== Information supplied

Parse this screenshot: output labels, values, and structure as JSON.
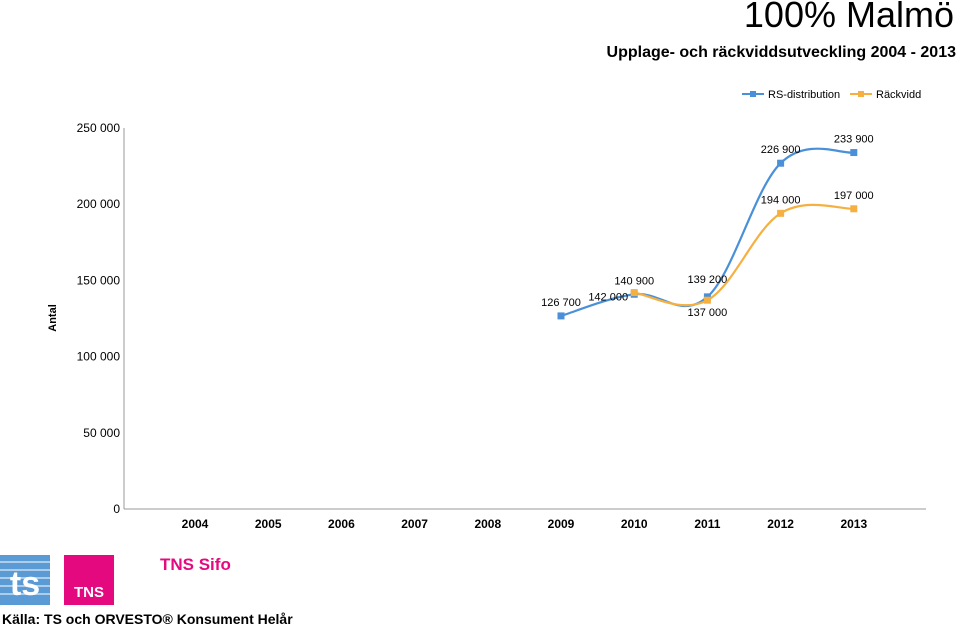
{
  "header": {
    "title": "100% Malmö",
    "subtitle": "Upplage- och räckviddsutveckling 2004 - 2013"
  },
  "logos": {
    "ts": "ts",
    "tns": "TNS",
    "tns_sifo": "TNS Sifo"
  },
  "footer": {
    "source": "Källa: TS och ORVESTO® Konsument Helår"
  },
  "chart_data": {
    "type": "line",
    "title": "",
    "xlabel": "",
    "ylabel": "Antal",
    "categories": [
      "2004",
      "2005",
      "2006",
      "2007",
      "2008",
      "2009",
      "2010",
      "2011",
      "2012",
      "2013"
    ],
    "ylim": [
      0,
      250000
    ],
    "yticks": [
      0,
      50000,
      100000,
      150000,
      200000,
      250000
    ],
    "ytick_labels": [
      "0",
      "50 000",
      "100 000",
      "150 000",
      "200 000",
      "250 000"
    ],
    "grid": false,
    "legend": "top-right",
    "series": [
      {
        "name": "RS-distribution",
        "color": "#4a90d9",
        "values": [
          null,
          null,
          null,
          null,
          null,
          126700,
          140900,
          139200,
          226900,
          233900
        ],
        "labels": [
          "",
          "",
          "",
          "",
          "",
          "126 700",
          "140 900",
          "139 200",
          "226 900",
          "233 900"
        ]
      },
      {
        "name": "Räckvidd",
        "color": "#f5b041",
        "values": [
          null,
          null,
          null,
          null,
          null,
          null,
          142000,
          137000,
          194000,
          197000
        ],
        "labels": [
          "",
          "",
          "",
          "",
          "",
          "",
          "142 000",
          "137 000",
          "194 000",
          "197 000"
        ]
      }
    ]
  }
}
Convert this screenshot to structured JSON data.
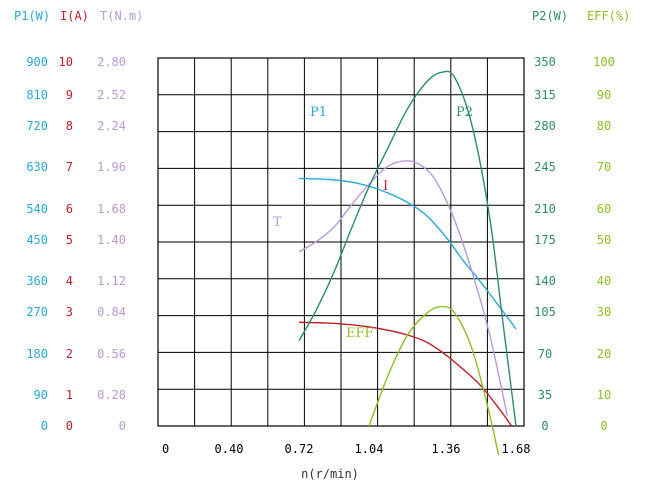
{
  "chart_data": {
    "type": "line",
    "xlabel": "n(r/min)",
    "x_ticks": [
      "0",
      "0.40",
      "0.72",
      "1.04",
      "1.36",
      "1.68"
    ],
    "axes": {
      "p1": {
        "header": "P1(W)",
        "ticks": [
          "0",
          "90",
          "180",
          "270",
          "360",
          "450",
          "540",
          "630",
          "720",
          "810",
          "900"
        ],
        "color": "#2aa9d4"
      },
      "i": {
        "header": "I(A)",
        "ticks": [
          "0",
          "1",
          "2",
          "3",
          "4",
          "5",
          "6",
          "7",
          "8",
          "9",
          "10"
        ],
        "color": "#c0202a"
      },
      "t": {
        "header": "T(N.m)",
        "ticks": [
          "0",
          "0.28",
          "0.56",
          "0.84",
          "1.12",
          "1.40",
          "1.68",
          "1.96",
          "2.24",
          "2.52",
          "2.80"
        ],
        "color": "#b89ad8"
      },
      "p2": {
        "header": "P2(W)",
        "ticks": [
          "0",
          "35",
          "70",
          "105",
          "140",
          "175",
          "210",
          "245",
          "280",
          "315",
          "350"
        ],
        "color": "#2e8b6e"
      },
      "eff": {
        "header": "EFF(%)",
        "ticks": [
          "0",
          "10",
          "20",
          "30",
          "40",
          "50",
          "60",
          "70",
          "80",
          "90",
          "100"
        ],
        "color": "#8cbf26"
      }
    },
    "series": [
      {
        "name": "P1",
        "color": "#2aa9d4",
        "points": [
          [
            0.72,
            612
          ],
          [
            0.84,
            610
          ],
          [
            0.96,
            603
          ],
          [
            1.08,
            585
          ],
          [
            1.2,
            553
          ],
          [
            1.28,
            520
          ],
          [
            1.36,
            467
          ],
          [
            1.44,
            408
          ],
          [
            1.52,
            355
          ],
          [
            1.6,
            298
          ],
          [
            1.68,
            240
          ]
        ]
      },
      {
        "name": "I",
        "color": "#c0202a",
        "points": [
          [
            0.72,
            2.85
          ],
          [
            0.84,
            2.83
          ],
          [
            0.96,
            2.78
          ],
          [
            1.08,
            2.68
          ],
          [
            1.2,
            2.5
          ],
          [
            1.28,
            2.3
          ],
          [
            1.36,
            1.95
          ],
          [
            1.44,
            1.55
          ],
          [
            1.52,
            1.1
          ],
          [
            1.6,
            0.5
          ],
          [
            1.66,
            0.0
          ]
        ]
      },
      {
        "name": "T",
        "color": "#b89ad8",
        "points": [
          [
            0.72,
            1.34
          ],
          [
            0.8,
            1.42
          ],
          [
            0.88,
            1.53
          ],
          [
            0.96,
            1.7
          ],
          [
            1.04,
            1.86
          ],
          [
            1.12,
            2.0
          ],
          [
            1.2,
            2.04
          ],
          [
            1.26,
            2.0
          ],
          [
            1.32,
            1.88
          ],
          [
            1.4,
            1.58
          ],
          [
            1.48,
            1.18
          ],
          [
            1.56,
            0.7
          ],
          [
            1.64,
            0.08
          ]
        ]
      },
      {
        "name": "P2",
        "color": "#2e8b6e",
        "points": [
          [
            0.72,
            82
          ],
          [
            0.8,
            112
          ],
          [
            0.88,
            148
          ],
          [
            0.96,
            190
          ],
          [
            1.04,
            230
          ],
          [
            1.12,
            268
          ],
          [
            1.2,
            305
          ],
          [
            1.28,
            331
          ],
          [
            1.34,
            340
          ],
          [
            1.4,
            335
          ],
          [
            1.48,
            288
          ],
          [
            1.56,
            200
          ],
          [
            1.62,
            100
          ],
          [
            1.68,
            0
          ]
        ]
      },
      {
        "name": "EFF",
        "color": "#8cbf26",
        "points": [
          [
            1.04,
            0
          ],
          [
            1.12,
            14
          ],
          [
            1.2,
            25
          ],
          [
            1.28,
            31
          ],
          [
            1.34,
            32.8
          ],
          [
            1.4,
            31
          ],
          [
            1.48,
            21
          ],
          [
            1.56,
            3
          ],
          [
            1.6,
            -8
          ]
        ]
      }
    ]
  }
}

====

(Requirement):
Copy everything in the records above except the pictures, exactly as written.

(Response to the exercise):
Parse this screenshot: output labels, values, and structure as JSON.
{
  "header": {
    "title": "100% Malmö",
    "subtitle": "Upplage- och räckviddsutveckling 2004 - 2013"
  },
  "logos": {
    "ts": "ts",
    "tns": "TNS",
    "tns_sifo": "TNS Sifo"
  },
  "footer": {
    "source": "Källa: TS och ORVESTO® Konsument Helår"
  },
  "chart_data": {
    "type": "line",
    "title": "",
    "xlabel": "",
    "ylabel": "Antal",
    "categories": [
      "2004",
      "2005",
      "2006",
      "2007",
      "2008",
      "2009",
      "2010",
      "2011",
      "2012",
      "2013"
    ],
    "ylim": [
      0,
      250000
    ],
    "yticks": [
      0,
      50000,
      100000,
      150000,
      200000,
      250000
    ],
    "ytick_labels": [
      "0",
      "50 000",
      "100 000",
      "150 000",
      "200 000",
      "250 000"
    ],
    "grid": false,
    "legend": "top-right",
    "series": [
      {
        "name": "RS-distribution",
        "color": "#4a90d9",
        "values": [
          null,
          null,
          null,
          null,
          null,
          126700,
          140900,
          139200,
          226900,
          233900
        ],
        "labels": [
          "",
          "",
          "",
          "",
          "",
          "126 700",
          "140 900",
          "139 200",
          "226 900",
          "233 900"
        ]
      },
      {
        "name": "Räckvidd",
        "color": "#f5b041",
        "values": [
          null,
          null,
          null,
          null,
          null,
          null,
          142000,
          137000,
          194000,
          197000
        ],
        "labels": [
          "",
          "",
          "",
          "",
          "",
          "",
          "142 000",
          "137 000",
          "194 000",
          "197 000"
        ]
      }
    ]
  }
}
Convert this screenshot to structured JSON data.
{
  "chart_data": {
    "type": "line",
    "xlabel": "n(r/min)",
    "x_ticks": [
      "0",
      "0.40",
      "0.72",
      "1.04",
      "1.36",
      "1.68"
    ],
    "axes": {
      "p1": {
        "header": "P1(W)",
        "ticks": [
          "0",
          "90",
          "180",
          "270",
          "360",
          "450",
          "540",
          "630",
          "720",
          "810",
          "900"
        ],
        "color": "#2aa9d4"
      },
      "i": {
        "header": "I(A)",
        "ticks": [
          "0",
          "1",
          "2",
          "3",
          "4",
          "5",
          "6",
          "7",
          "8",
          "9",
          "10"
        ],
        "color": "#c0202a"
      },
      "t": {
        "header": "T(N.m)",
        "ticks": [
          "0",
          "0.28",
          "0.56",
          "0.84",
          "1.12",
          "1.40",
          "1.68",
          "1.96",
          "2.24",
          "2.52",
          "2.80"
        ],
        "color": "#b89ad8"
      },
      "p2": {
        "header": "P2(W)",
        "ticks": [
          "0",
          "35",
          "70",
          "105",
          "140",
          "175",
          "210",
          "245",
          "280",
          "315",
          "350"
        ],
        "color": "#2e8b6e"
      },
      "eff": {
        "header": "EFF(%)",
        "ticks": [
          "0",
          "10",
          "20",
          "30",
          "40",
          "50",
          "60",
          "70",
          "80",
          "90",
          "100"
        ],
        "color": "#8cbf26"
      }
    },
    "series": [
      {
        "name": "P1",
        "color": "#2aa9d4",
        "points": [
          [
            0.72,
            612
          ],
          [
            0.84,
            610
          ],
          [
            0.96,
            603
          ],
          [
            1.08,
            585
          ],
          [
            1.2,
            553
          ],
          [
            1.28,
            520
          ],
          [
            1.36,
            467
          ],
          [
            1.44,
            408
          ],
          [
            1.52,
            355
          ],
          [
            1.6,
            298
          ],
          [
            1.68,
            240
          ]
        ]
      },
      {
        "name": "I",
        "color": "#c0202a",
        "points": [
          [
            0.72,
            2.85
          ],
          [
            0.84,
            2.83
          ],
          [
            0.96,
            2.78
          ],
          [
            1.08,
            2.68
          ],
          [
            1.2,
            2.5
          ],
          [
            1.28,
            2.3
          ],
          [
            1.36,
            1.95
          ],
          [
            1.44,
            1.55
          ],
          [
            1.52,
            1.1
          ],
          [
            1.6,
            0.5
          ],
          [
            1.66,
            0.0
          ]
        ]
      },
      {
        "name": "T",
        "color": "#b89ad8",
        "points": [
          [
            0.72,
            1.34
          ],
          [
            0.8,
            1.42
          ],
          [
            0.88,
            1.53
          ],
          [
            0.96,
            1.7
          ],
          [
            1.04,
            1.86
          ],
          [
            1.12,
            2.0
          ],
          [
            1.2,
            2.04
          ],
          [
            1.26,
            2.0
          ],
          [
            1.32,
            1.88
          ],
          [
            1.4,
            1.58
          ],
          [
            1.48,
            1.18
          ],
          [
            1.56,
            0.7
          ],
          [
            1.64,
            0.08
          ]
        ]
      },
      {
        "name": "P2",
        "color": "#2e8b6e",
        "points": [
          [
            0.72,
            82
          ],
          [
            0.8,
            112
          ],
          [
            0.88,
            148
          ],
          [
            0.96,
            190
          ],
          [
            1.04,
            230
          ],
          [
            1.12,
            268
          ],
          [
            1.2,
            305
          ],
          [
            1.28,
            331
          ],
          [
            1.34,
            340
          ],
          [
            1.4,
            335
          ],
          [
            1.48,
            288
          ],
          [
            1.56,
            200
          ],
          [
            1.62,
            100
          ],
          [
            1.68,
            0
          ]
        ]
      },
      {
        "name": "EFF",
        "color": "#8cbf26",
        "points": [
          [
            1.04,
            0
          ],
          [
            1.12,
            14
          ],
          [
            1.2,
            25
          ],
          [
            1.28,
            31
          ],
          [
            1.34,
            32.8
          ],
          [
            1.4,
            31
          ],
          [
            1.48,
            21
          ],
          [
            1.56,
            3
          ],
          [
            1.6,
            -8
          ]
        ]
      }
    ]
  }
}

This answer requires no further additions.